**Work to complete**
Copy the rows below verbatim, beginning with the first row and stopping after the row that contains "print-with-canva-label: Print with", including that row.
◇ ◇ ◇ ◇ ◇ ◇ ◇
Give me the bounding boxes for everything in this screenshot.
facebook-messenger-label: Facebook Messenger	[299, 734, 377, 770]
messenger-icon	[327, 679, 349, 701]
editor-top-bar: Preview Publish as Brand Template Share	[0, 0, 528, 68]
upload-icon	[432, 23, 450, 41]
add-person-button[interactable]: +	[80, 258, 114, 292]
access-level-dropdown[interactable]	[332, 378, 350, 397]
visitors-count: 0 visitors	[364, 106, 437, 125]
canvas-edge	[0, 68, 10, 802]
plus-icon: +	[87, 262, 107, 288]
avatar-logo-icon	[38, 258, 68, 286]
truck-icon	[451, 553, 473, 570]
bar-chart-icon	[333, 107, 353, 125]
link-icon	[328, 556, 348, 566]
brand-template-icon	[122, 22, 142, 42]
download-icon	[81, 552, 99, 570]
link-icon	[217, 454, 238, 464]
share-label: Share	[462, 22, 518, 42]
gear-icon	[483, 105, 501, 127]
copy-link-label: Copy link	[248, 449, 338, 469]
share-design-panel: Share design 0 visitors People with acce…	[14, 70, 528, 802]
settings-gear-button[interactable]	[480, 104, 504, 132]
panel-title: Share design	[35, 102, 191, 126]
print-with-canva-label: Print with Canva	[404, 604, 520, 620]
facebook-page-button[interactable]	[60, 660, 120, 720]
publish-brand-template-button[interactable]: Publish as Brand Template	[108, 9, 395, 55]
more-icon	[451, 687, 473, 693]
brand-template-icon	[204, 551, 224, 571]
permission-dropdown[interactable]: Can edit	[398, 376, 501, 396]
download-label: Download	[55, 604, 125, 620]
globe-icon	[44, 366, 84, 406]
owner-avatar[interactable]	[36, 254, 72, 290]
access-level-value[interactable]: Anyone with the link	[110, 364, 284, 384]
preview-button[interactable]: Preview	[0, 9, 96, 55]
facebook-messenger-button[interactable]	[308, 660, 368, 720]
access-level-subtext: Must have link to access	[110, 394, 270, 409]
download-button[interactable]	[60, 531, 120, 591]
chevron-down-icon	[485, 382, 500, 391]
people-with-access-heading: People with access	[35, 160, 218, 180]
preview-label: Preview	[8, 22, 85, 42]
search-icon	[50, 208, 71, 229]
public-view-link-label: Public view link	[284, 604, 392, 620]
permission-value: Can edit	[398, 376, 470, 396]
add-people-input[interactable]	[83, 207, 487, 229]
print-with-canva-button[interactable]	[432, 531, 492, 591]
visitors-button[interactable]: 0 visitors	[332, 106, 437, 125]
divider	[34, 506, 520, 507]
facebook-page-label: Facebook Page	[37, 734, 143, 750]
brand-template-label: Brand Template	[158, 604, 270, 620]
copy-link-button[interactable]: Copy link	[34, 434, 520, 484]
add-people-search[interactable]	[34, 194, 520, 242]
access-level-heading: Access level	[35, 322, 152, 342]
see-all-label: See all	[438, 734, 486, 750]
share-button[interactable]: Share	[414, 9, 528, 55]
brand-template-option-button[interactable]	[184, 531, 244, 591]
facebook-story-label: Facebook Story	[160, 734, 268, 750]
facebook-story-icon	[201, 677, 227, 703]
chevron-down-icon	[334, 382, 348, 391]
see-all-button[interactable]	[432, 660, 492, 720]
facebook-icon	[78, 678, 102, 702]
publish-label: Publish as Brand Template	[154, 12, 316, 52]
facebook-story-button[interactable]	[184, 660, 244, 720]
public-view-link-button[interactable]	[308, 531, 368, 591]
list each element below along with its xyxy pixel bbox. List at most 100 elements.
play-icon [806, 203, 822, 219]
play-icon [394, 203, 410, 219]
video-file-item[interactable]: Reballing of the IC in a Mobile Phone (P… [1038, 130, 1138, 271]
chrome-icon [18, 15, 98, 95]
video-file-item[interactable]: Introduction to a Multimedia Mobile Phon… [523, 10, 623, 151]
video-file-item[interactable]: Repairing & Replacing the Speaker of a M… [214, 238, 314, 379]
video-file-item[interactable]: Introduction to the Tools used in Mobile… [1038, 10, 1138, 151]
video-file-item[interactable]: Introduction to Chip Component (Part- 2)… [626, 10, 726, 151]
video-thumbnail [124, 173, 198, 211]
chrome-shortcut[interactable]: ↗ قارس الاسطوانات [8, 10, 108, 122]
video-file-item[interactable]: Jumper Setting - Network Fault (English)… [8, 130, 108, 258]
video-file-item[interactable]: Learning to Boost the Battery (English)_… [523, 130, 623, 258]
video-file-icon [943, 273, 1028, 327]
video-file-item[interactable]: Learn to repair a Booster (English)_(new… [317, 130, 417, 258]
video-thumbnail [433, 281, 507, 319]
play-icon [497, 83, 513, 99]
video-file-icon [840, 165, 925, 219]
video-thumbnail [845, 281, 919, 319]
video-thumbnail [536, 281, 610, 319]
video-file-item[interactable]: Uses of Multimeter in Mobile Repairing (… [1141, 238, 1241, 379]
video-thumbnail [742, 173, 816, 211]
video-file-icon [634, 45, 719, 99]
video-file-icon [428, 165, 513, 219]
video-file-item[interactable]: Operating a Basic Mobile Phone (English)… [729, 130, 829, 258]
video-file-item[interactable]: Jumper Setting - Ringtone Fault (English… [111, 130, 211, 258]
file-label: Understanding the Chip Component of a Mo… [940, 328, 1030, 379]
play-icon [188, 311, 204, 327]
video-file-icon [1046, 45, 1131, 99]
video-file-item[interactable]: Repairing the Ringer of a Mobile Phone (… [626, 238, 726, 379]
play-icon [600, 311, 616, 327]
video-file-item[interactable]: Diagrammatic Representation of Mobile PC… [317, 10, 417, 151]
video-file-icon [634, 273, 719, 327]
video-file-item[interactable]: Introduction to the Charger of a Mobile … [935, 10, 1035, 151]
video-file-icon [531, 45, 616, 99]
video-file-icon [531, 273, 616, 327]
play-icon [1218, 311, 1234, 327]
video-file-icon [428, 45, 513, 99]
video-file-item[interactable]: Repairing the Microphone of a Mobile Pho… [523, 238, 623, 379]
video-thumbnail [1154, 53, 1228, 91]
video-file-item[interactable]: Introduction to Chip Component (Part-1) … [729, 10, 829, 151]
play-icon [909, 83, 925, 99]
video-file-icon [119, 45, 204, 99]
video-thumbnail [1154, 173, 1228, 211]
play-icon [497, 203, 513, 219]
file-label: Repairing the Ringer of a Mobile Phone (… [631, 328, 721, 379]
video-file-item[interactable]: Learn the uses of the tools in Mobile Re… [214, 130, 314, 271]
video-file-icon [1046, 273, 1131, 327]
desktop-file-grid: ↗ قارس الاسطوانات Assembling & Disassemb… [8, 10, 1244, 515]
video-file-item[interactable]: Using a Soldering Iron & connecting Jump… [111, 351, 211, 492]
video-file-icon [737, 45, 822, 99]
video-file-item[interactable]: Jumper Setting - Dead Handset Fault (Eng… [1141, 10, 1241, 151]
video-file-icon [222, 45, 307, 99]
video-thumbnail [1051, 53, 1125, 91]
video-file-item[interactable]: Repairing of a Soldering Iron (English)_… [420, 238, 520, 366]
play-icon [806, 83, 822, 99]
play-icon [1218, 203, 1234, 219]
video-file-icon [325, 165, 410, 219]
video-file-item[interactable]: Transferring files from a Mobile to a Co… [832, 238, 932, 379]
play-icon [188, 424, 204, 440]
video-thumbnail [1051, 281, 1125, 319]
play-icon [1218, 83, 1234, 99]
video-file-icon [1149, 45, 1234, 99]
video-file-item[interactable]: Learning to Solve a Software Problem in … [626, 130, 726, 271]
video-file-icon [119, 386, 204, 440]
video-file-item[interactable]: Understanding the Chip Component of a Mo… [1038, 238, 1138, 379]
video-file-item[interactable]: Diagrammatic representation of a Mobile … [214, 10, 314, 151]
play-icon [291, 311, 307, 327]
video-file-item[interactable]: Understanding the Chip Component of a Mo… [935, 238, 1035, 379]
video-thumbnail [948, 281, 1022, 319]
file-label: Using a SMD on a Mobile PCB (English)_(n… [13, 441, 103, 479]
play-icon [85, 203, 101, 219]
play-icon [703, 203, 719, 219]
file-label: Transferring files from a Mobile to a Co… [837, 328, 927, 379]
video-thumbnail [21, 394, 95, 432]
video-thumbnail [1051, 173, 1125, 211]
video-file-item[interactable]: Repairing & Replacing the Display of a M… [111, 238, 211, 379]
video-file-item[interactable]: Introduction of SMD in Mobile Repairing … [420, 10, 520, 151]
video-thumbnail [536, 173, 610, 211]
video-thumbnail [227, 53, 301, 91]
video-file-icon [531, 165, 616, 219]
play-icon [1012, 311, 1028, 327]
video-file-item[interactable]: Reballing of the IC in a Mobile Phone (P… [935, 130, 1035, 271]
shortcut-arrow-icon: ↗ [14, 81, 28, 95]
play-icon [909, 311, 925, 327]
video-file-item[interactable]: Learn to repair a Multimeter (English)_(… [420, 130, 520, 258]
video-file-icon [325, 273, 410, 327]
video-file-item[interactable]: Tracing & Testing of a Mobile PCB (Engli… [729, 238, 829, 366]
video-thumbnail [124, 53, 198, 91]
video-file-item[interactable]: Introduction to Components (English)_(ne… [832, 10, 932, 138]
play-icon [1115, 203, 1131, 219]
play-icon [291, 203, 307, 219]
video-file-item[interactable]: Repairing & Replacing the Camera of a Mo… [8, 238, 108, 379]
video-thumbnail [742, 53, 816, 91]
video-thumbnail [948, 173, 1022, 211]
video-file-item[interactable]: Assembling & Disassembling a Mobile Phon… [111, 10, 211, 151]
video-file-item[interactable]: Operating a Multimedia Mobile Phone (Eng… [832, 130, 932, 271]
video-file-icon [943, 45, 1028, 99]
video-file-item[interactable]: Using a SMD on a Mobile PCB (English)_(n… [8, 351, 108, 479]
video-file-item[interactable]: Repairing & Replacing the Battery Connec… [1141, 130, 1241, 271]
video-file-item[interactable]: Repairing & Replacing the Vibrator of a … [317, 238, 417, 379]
◇ ◇ ◇ ◇ ◇ ◇ ◇
**Finished answer**
Give me the bounding boxes for everything in this screenshot.
facebook-messenger-label: Facebook Messenger	[299, 734, 377, 770]
messenger-icon	[327, 679, 349, 701]
editor-top-bar: Preview Publish as Brand Template Share	[0, 0, 528, 68]
upload-icon	[432, 23, 450, 41]
add-person-button[interactable]: +	[80, 258, 114, 292]
access-level-dropdown[interactable]	[332, 378, 350, 397]
visitors-count: 0 visitors	[364, 106, 437, 125]
canvas-edge	[0, 68, 10, 802]
plus-icon: +	[87, 262, 107, 288]
avatar-logo-icon	[38, 258, 68, 286]
truck-icon	[451, 553, 473, 570]
bar-chart-icon	[333, 107, 353, 125]
link-icon	[328, 556, 348, 566]
brand-template-icon	[122, 22, 142, 42]
download-icon	[81, 552, 99, 570]
link-icon	[217, 454, 238, 464]
share-label: Share	[462, 22, 518, 42]
gear-icon	[483, 105, 501, 127]
copy-link-label: Copy link	[248, 449, 338, 469]
share-design-panel: Share design 0 visitors People with acce…	[14, 70, 528, 802]
settings-gear-button[interactable]	[480, 104, 504, 132]
panel-title: Share design	[35, 102, 191, 126]
print-with-canva-label: Print with Canva	[404, 604, 520, 620]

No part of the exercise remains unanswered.